* [Exercise instructions]: Each entry below should be reproduced character for character.

▶

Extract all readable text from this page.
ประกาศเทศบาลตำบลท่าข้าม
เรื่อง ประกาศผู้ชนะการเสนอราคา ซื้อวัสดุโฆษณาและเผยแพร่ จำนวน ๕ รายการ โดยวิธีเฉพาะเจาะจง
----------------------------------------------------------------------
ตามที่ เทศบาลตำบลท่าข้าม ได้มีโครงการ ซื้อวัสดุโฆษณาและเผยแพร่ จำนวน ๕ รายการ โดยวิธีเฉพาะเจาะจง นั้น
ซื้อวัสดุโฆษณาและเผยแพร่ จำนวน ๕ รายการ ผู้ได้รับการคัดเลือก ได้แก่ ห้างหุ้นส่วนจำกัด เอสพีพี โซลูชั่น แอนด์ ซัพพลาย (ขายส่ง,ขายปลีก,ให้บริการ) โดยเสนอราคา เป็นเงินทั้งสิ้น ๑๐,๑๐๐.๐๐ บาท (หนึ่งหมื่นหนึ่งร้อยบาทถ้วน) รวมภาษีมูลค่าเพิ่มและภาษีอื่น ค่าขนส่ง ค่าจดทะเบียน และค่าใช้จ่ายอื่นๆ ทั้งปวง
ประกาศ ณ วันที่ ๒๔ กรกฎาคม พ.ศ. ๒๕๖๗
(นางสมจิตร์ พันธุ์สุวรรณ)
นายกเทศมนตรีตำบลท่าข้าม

◀

* [Result of this exercise]:
Extract all readable text from this page.
ประกาศเทศบาลตำบลท่าข้าม
เรื่อง ประกาศผู้ชนะการเสนอราคา ซื้อวัสดุโฆษณาและเผยแพร่ จำนวน ๕ รายการ โดยวิธีเฉพาะเจาะจง
----------------------------------------------------------------------
ตามที่ เทศบาลตำบลท่าข้าม ได้มีโครงการ ซื้อวัสดุโฆษณาและเผยแพร่ จำนวน ๕ รายการ โดยวิธีเฉพาะเจาะจง นั้น
ซื้อวัสดุโฆษณาและเผยแพร่ จำนวน ๕ รายการ ผู้ได้รับการคัดเลือก ได้แก่ ห้างหุ้นส่วนจำกัด เอสพีพี โซลูชั่น แอนด์ ซัพพลาย (ขายส่ง,ขายปลีก,ให้บริการ) โดยเสนอราคา เป็นเงินทั้งสิ้น ๑๐,๑๐๐.๐๐ บาท (หนึ่งหมื่นหนึ่งร้อยบาทถ้วน) รวมภาษีมูลค่าเพิ่มและภาษีอื่น ค่าขนส่ง ค่าจดทะเบียน และค่าใช้จ่ายอื่นๆ ทั้งปวง
ประกาศ ณ วันที่ ๒๔ กรกฎาคม พ.ศ. ๒๕๖๗
(นางสมจิตร์ พันธุ์สุวรรณ)
นายกเทศมนตรีตำบลท่าข้าม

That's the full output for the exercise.